- _Required actions_
1. In the netdev-dpdk deadlock patch, what does the change use to move vring state change notification handling back to the OVS main thread?
2. Please extend the netdev-dpdk deadlock patch, picking up right after its last line.

- _Source text_
====
On 1/12/23 21:55, David Marchand wrote:
> As Ilya reported, we have a ABBA deadlock between DPDK vq->access_lock
> and OVS dev->mutex when OVS main thread refreshes statistics, while a
> vring state change event is being processed for a same vhost port.
> 
> To break from this situation, move vring state change notifications
> handling from the vhost-events DPDK thread, back to the OVS main thread
> using a lockless queue.
> 
> Reported-at: 
> https://mail.openvswitch.org/pipermail/ovs-dev/2023-January/401101.html
> Fixes: 3b29286db1c5 ("netdev-dpdk: Add per virtqueue statistics.")
> Signed-off-by: David Marchand <david.march...@redhat.com>
> ---
>  lib/netdev-dpdk.c | 67 +++++++++++++++++++++++++++++++++++++----------
>  1 file changed, 53 insertions(+), 14 deletions(-)
> 
> diff --git a/lib/netdev-dpdk.c b/lib/netdev-dpdk.c
> index 5e2d64651d..7946e7f2df 100644
> --- a/lib/netdev-dpdk.c
> +++ b/lib/netdev-dpdk.c
> @@ -49,6 +49,7 @@
>  #include "dpif-netdev.h"
>  #include "fatal-signal.h"
>  #include "if-notifier.h"
> +#include "mpsc-queue.h"
>  #include "netdev-provider.h"
>  #include "netdev-vport.h"
>  #include "odp-util.h"
> @@ -4255,30 +4256,37 @@ destroy_device(int vid)
>      }
>  }
>  
> -static int
> -vring_state_changed(int vid, uint16_t queue_id, int enable)
> +static struct mpsc_queue vhost_state_change_queue
> +    = MPSC_QUEUE_INITIALIZER(&vhost_state_change_queue);
> +
> +struct vhost_state_change {
> +    struct mpsc_queue_node node;
> +    char ifname[IF_NAME_SZ];
> +    uint16_t queue_id;
> +    int enable;
> +};
> +
> +static void
> +vring_state_changed__(struct vhost_state_change *sc)
====
- _Material_
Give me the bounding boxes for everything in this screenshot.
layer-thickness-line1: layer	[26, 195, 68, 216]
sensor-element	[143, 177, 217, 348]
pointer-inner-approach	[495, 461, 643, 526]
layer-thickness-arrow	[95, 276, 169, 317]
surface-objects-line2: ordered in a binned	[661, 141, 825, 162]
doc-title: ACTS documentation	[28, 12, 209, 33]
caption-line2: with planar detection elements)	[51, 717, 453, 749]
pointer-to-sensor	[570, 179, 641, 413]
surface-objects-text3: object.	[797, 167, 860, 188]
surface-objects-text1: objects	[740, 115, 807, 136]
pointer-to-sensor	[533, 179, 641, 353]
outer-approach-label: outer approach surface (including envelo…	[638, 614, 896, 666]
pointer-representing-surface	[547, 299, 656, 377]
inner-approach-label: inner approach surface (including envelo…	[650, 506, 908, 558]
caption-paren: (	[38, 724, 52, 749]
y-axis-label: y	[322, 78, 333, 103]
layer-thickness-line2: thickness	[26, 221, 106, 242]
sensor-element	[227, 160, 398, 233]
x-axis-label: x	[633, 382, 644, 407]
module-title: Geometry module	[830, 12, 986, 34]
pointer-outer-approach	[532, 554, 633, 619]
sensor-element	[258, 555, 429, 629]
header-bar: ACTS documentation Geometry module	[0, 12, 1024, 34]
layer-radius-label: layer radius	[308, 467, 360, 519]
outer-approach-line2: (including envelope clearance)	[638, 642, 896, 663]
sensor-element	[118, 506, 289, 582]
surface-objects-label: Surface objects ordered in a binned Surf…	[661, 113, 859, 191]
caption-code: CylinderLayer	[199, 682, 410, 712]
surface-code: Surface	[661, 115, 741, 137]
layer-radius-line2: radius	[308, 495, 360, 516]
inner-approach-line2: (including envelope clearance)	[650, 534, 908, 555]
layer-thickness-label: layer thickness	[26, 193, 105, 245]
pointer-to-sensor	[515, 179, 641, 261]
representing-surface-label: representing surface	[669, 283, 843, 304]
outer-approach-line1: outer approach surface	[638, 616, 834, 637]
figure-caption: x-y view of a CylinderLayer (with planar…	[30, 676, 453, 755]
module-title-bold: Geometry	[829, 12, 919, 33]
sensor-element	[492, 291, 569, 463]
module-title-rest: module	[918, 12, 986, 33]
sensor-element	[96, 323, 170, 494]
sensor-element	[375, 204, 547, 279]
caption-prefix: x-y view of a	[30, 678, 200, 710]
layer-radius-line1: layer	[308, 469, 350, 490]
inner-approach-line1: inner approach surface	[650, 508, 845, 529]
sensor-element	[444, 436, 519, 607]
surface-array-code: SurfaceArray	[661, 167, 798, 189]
====
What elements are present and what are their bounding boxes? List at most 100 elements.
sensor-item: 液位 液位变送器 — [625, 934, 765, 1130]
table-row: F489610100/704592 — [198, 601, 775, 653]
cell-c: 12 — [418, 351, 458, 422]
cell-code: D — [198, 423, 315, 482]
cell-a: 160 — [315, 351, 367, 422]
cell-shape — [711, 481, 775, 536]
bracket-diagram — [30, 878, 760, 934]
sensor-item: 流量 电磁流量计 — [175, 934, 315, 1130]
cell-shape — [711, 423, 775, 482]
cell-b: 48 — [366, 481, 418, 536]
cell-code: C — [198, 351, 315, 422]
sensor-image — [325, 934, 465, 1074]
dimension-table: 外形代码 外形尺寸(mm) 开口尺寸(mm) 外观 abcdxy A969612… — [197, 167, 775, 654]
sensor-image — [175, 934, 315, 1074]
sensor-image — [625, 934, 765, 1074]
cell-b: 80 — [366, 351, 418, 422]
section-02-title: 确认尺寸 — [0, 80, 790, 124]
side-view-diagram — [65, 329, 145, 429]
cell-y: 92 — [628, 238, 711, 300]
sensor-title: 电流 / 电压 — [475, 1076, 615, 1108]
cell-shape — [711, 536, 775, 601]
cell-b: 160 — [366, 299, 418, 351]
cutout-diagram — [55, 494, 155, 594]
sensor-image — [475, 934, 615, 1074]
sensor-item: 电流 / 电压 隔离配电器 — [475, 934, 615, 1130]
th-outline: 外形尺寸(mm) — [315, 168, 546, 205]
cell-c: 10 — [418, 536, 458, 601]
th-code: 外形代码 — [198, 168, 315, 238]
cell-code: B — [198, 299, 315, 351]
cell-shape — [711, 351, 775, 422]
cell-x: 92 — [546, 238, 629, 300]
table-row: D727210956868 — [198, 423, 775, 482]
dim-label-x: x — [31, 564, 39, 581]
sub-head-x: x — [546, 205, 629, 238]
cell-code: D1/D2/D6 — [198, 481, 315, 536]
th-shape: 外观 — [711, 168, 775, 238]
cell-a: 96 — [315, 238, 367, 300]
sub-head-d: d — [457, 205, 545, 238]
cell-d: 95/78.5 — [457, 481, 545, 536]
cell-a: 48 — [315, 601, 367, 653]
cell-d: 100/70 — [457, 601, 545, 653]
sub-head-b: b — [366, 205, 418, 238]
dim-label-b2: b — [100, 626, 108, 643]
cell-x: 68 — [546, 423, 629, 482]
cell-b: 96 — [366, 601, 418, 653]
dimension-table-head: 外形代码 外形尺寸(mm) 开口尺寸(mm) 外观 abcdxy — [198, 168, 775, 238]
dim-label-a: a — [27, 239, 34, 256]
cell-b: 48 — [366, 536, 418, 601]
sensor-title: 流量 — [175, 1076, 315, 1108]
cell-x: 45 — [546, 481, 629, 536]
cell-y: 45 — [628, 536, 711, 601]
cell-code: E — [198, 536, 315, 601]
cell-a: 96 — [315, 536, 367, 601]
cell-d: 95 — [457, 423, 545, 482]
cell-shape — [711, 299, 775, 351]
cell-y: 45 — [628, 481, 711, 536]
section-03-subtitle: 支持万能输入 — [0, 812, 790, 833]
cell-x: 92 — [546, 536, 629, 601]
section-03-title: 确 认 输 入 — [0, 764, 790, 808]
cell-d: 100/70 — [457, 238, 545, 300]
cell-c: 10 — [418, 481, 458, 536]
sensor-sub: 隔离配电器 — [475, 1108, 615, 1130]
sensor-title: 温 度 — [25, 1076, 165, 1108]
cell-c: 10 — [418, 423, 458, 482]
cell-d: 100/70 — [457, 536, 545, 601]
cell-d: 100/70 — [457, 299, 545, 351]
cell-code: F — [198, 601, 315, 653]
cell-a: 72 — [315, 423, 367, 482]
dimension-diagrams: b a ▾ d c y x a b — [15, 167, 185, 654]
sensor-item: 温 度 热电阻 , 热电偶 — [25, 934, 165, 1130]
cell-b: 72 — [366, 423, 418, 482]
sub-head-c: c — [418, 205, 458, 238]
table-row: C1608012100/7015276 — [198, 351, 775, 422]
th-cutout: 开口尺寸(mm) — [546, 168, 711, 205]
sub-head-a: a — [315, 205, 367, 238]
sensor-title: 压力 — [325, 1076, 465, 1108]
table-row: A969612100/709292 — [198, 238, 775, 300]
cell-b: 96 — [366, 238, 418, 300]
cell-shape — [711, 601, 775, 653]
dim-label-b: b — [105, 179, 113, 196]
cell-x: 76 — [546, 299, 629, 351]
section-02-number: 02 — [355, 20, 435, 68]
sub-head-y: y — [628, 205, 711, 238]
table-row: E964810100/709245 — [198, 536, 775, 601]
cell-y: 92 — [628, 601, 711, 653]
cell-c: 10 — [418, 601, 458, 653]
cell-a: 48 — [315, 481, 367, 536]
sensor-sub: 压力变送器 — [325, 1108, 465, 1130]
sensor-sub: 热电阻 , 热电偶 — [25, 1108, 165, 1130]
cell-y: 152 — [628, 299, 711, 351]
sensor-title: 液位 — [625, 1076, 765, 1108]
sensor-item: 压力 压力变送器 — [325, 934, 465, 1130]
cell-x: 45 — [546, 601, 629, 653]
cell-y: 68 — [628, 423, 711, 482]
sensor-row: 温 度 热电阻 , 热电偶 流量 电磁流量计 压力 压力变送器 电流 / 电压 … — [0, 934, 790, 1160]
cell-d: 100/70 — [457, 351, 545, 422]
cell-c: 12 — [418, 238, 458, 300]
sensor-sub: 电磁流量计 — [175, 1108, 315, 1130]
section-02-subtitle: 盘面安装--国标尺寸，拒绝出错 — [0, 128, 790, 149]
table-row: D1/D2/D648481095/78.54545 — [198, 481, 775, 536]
====
- _Response list_
1. A lockless queue.

2.
>  {
>      struct netdev_dpdk *dev;
>      bool exists = false;
> -    int qid = queue_id / VIRTIO_QNUM;
> -    bool is_rx = (queue_id % VIRTIO_QNUM) == VIRTIO_TXQ;
> -    char ifname[IF_NAME_SZ];
> -
> -    rte_vhost_get_ifname(vid, ifname, sizeof ifname);
> +    int qid = sc->queue_id / VIRTIO_QNUM;
> +    bool is_rx = (sc->queue_id % VIRTIO_QNUM) == VIRTIO_TXQ;
>  
>      ovs_mutex_lock(&dpdk_mutex);
>      LIST_FOR_EACH (dev, list_node, &dpdk_list) {
>          ovs_mutex_lock(&dev->mutex);
> -        if (nullable_string_is_equal(ifname, dev->vhost_id)) {
> +        if (nullable_string_is_equal(sc->ifname, dev->vhost_id)) {
>              if (is_rx) {
>                  bool old_state = dev->vhost_rxq_enabled[qid];
>  
> -                dev->vhost_rxq_enabled[qid] = enable != 0;
> +                dev->vhost_rxq_enabled[qid] = sc->enable != 0;
>                  if (old_state != dev->vhost_rxq_enabled[qid]) {
>                      netdev_change_seq_changed(&dev->up);
>                  }
>              } else {
> -                if (enable) {
> +                if (sc->enable) {
>                      dev->tx_q[qid].map = qid;
>                  } else {
>                      dev->tx_q[qid].map = OVS_VHOST_QUEUE_DISABLED;
> @@ -4295,11 +4303,41 @@ vring_state_changed(int vid, uint16_t queue_id, int 
> enable)
>  
>      if (exists) {
>          VLOG_INFO("State of queue %d ( %s_qid %d ) of vhost device '%s' "
> -                  "changed to \'%s\'", queue_id, is_rx == true ? "rx" : "tx",
> -                  qid, ifname, (enable == 1) ? "enabled" : "disabled");
> +                  "changed to \'%s\'", sc->queue_id, is_rx ? "rx" : "tx",
> +                  qid, sc->ifname, sc->enable == 1 ? "enabled" : "disabled");
>      } else {
> -        VLOG_INFO("vHost Device '%s' not found", ifname);
> -        return -1;
> +        VLOG_INFO("vHost Device '%s' not found", sc->ifname);
> +    }
> +}
> +
> +static void
> +netdev_dpdk_vhost_run(const struct netdev_class *netdev_class OVS_UNUSED)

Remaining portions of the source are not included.